== DATASET ENTRIES ==

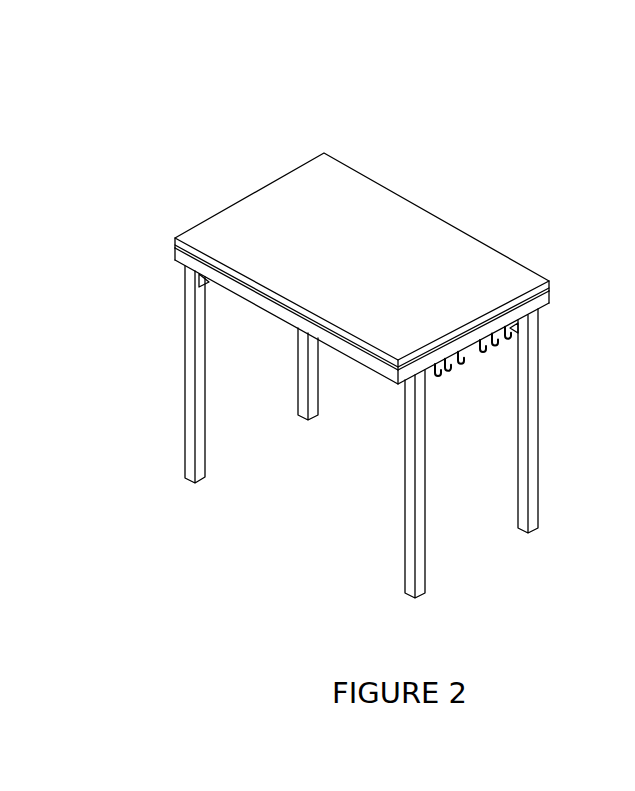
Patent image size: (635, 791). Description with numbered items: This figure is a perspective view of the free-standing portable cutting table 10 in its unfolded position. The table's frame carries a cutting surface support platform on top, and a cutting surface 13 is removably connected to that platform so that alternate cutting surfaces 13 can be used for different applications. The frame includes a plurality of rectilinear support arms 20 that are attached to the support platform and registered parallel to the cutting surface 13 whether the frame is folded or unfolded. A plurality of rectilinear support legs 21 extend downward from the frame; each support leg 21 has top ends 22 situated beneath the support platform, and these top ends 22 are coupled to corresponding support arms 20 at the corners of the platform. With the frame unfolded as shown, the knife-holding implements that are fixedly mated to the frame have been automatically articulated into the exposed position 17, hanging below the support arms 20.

The portable cutting table 10 is at (463, 179).
The cutting surface 13 is at (260, 232).
The exposed position 17 is at (472, 380).
The rectilinear support arms 20 is at (178, 245).
The rectilinear support legs 21 is at (309, 404).
The top ends 22 is at (192, 278).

===

Set out every line of the material above as a Markdown table with a "No." column for the row number and a "Line" column for the text, leaving out blank lines and the pictures.

| No. | Line |
|---|---|
| 1 | Patent image size: (635, 791). Description with numbered items: This figure is a perspective view of the free-standing portable cutting table 10 in its unfolded position. The table's frame carries a cutting surface support platform on top, and a cutting surface 13 is removably connected to that platform so that alternate cutting surfaces 13 can be used for different applications. The frame includes a plurality of rectilinear support arms 20 that are attached to the support platform and registered parallel to the cutting surface 13 whether the frame is folded or unfolded. A plurality of rectilinear support legs 21 extend downward from the frame; each support leg 21 has top ends 22 situated beneath the support platform, and these top ends 22 are coupled to corresponding support arms 20 at the corners of the platform. With the frame unfolded as shown, the knife-holding implements that are fixedly mated to the frame have been automatically articulated into the exposed position 17, hanging below the support arms 20. |
| 2 | The portable cutting table 10 is at (463, 179). |
| 3 | The cutting surface 13 is at (260, 232). |
| 4 | The exposed position 17 is at (472, 380). |
| 5 | The rectilinear support arms 20 is at (178, 245). |
| 6 | The rectilinear support legs 21 is at (309, 404). |
| 7 | The top ends 22 is at (192, 278). |